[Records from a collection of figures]
* * * *

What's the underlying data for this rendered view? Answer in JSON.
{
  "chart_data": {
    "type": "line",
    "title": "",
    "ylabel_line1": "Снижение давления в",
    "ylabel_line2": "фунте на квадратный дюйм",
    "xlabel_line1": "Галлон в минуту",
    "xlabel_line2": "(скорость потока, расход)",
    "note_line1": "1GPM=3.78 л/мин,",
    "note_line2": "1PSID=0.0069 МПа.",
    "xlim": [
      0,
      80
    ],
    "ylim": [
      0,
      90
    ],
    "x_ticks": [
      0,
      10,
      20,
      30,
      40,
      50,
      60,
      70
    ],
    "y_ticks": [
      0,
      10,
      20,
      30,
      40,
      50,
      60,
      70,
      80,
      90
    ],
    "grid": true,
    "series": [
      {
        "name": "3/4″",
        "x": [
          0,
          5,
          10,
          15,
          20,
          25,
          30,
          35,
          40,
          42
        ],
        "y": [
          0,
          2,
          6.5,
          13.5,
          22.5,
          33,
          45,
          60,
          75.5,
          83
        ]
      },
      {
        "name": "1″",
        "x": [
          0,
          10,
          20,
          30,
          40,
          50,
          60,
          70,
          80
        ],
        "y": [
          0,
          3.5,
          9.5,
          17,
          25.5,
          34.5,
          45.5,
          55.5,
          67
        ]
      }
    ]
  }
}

* * * *

Print the material once more, exactly.

What's the underlying data for this rendered view? Answer in JSON.
{
  "chart_data": {
    "type": "line",
    "title": "",
    "ylabel_line1": "Снижение давления в",
    "ylabel_line2": "фунте на квадратный дюйм",
    "xlabel_line1": "Галлон в минуту",
    "xlabel_line2": "(скорость потока, расход)",
    "note_line1": "1GPM=3.78 л/мин,",
    "note_line2": "1PSID=0.0069 МПа.",
    "xlim": [
      0,
      80
    ],
    "ylim": [
      0,
      90
    ],
    "x_ticks": [
      0,
      10,
      20,
      30,
      40,
      50,
      60,
      70
    ],
    "y_ticks": [
      0,
      10,
      20,
      30,
      40,
      50,
      60,
      70,
      80,
      90
    ],
    "grid": true,
    "series": [
      {
        "name": "3/4″",
        "x": [
          0,
          5,
          10,
          15,
          20,
          25,
          30,
          35,
          40,
          42
        ],
        "y": [
          0,
          2,
          6.5,
          13.5,
          22.5,
          33,
          45,
          60,
          75.5,
          83
        ]
      },
      {
        "name": "1″",
        "x": [
          0,
          10,
          20,
          30,
          40,
          50,
          60,
          70,
          80
        ],
        "y": [
          0,
          3.5,
          9.5,
          17,
          25.5,
          34.5,
          45.5,
          55.5,
          67
        ]
      }
    ]
  }
}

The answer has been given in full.